◆ Given instruction ◆
Find every line in the records below that holds the word "JSON", and copy it out.

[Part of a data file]
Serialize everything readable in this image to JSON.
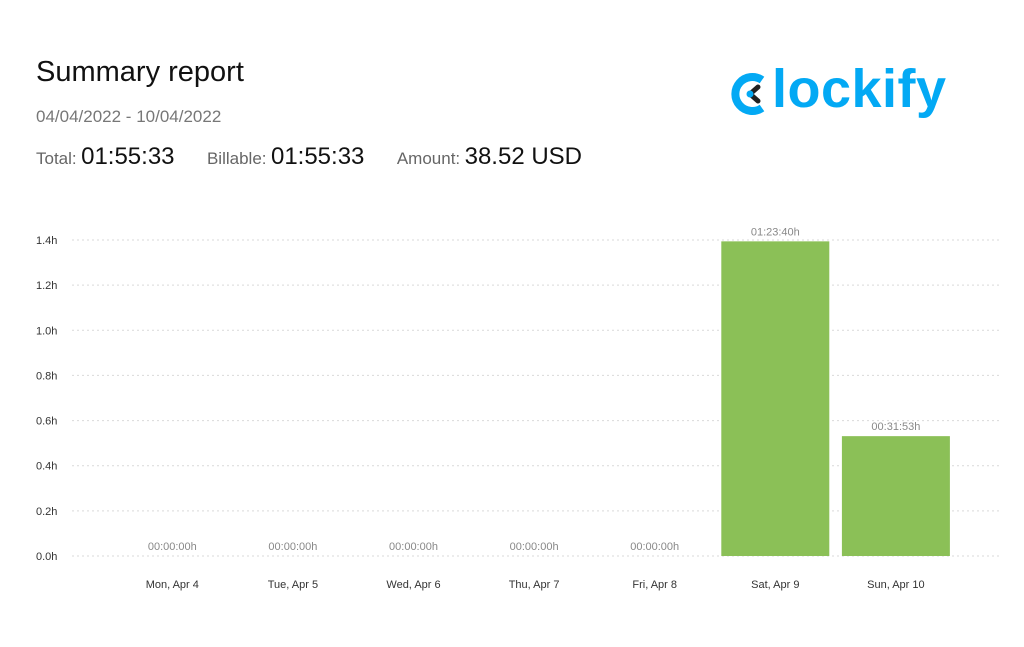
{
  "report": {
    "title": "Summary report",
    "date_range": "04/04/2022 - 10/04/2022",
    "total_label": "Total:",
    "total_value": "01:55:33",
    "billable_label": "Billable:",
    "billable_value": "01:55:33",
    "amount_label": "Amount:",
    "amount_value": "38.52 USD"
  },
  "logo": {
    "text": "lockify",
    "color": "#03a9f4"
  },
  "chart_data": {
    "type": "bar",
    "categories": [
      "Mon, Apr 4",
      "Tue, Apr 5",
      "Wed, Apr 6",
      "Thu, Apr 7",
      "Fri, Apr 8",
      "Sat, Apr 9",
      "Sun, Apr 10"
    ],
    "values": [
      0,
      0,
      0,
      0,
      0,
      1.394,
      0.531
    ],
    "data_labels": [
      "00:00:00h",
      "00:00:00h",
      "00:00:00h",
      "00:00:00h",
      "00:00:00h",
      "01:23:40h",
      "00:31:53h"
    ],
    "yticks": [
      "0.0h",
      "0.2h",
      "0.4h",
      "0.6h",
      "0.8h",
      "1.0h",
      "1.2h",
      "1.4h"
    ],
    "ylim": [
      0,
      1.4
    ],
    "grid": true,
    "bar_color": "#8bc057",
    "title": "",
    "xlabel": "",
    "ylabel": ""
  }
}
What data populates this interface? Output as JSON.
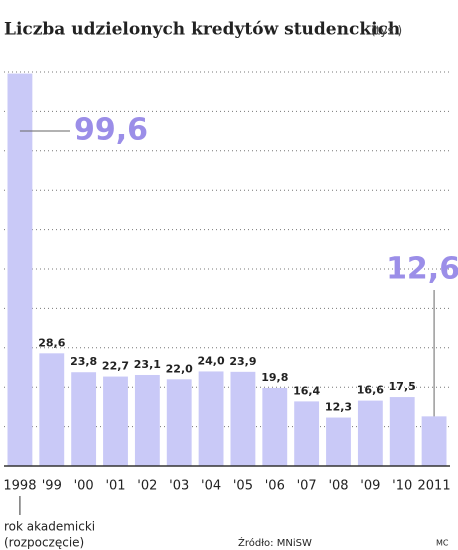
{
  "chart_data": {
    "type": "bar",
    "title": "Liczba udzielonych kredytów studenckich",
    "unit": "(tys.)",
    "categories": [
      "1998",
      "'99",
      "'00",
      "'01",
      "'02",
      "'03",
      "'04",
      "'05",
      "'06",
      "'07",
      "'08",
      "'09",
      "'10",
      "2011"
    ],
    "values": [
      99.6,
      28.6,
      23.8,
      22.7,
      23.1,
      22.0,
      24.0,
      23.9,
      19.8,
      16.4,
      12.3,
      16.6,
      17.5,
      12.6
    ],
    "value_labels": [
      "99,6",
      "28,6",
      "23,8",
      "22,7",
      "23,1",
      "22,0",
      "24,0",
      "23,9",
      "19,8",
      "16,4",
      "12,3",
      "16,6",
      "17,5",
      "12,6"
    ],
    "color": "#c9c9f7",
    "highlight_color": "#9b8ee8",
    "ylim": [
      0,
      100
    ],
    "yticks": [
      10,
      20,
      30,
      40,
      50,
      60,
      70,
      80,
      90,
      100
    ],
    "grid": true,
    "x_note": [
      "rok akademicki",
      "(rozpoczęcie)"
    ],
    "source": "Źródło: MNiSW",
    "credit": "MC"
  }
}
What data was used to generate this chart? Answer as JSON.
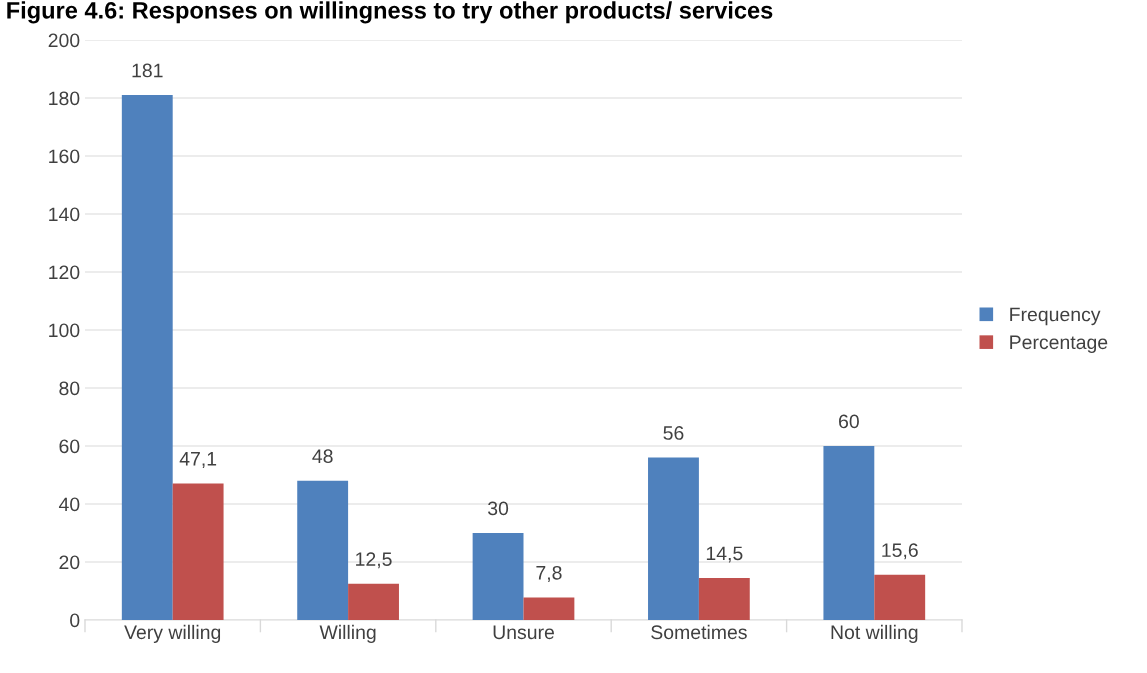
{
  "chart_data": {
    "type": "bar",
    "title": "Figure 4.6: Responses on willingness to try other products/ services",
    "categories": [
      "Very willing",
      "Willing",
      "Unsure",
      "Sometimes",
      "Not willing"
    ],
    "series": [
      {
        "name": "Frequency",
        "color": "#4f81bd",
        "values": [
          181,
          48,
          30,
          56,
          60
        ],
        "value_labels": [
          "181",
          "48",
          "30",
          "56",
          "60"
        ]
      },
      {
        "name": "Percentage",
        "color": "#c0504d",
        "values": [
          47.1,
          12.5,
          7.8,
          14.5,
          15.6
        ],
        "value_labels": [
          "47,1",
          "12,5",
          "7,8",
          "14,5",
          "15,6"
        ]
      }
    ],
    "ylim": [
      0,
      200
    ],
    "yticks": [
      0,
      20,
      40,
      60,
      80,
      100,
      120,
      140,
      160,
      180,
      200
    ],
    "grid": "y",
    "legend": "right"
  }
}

◆ Final result ◆
Serialize everything readable in this image to JSON.
What data populates this interface? Output as JSON.
What data was used to generate this chart? Answer as JSON.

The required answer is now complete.